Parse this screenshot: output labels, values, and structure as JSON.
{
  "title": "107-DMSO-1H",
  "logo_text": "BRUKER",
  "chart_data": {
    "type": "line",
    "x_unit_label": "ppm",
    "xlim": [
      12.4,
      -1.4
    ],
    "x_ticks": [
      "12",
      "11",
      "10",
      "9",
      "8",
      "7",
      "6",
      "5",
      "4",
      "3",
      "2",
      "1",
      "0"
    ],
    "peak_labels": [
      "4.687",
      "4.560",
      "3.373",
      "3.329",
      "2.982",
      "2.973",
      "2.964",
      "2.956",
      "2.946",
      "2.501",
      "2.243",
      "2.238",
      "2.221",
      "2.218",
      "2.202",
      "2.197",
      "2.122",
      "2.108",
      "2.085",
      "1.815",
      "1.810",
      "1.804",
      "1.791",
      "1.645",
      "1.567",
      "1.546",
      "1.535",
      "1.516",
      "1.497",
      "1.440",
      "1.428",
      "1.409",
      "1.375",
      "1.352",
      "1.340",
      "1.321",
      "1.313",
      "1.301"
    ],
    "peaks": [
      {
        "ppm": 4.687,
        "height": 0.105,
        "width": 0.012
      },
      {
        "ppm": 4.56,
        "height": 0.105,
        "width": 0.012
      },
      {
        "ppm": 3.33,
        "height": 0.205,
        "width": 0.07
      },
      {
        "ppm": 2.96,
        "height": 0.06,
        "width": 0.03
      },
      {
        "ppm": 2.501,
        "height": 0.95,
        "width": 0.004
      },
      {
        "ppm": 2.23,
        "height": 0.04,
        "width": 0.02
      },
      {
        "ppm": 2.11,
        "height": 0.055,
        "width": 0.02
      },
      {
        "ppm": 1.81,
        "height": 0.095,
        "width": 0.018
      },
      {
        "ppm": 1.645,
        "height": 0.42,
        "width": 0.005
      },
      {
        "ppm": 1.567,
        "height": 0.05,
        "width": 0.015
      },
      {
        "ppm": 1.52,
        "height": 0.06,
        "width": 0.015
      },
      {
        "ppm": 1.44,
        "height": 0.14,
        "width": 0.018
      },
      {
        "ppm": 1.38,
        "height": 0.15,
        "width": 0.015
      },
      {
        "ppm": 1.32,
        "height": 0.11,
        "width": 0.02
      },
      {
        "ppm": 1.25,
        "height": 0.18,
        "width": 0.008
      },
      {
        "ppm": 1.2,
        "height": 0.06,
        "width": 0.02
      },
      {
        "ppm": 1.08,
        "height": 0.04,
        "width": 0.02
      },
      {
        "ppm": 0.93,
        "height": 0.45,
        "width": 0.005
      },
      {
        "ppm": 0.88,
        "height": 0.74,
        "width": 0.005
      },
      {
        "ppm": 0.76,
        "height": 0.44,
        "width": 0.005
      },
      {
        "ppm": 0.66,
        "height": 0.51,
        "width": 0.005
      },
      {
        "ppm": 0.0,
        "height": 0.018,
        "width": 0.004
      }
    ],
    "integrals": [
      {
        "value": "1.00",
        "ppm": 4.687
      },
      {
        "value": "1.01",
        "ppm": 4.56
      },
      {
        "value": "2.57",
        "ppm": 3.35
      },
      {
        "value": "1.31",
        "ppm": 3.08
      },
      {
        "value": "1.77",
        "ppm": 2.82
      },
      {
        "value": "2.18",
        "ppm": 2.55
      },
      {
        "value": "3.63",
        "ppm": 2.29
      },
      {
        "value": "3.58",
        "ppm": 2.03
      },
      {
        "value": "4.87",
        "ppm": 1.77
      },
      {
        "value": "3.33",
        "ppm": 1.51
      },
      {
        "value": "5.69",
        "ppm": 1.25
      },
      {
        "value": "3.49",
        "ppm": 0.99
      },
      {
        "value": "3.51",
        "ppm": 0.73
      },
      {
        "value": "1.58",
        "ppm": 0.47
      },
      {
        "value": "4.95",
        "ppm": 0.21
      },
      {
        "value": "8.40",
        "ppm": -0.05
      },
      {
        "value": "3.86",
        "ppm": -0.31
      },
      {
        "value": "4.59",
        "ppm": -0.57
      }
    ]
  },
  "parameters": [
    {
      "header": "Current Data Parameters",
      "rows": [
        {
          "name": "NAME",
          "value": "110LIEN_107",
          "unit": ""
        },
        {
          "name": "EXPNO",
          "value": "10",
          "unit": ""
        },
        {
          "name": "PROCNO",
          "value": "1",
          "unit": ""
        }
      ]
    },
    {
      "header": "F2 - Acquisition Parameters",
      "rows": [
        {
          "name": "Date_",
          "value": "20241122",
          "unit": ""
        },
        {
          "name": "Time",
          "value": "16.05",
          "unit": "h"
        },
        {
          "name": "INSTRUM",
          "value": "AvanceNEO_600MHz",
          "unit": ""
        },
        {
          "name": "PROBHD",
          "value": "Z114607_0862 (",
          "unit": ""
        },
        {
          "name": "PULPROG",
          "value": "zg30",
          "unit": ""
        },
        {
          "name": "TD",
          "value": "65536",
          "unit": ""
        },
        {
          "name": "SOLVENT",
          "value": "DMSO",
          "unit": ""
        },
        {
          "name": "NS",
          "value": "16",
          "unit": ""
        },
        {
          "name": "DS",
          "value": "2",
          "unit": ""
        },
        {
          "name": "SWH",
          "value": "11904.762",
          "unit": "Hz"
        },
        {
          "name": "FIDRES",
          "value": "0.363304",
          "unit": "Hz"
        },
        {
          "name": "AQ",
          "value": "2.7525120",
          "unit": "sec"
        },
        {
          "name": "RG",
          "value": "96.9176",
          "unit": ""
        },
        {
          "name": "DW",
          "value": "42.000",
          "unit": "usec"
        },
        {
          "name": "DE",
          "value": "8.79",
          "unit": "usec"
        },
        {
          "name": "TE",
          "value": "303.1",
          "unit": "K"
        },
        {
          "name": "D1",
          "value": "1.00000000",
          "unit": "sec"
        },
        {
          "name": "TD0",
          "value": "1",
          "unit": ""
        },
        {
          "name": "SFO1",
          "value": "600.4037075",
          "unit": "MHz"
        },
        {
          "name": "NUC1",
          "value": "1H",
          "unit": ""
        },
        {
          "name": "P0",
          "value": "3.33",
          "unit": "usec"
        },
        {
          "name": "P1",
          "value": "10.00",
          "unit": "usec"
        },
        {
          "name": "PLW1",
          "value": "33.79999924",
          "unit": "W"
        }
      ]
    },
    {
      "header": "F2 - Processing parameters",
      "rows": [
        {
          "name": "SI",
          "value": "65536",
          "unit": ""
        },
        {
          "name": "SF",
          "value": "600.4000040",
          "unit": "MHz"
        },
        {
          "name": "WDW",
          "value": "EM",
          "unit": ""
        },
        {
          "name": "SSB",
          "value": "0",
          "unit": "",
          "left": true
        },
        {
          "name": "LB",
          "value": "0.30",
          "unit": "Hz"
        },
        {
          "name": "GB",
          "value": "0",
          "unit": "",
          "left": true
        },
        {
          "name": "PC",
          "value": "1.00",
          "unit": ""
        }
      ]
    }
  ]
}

************

**TASK INSTRUCTIONS:**
Copy out each line of the data where the string "header" appears.

**TASK ANSWER:**
      "header": "Current Data Parameters",
      "header": "F2 - Acquisition Parameters",
      "header": "F2 - Processing parameters",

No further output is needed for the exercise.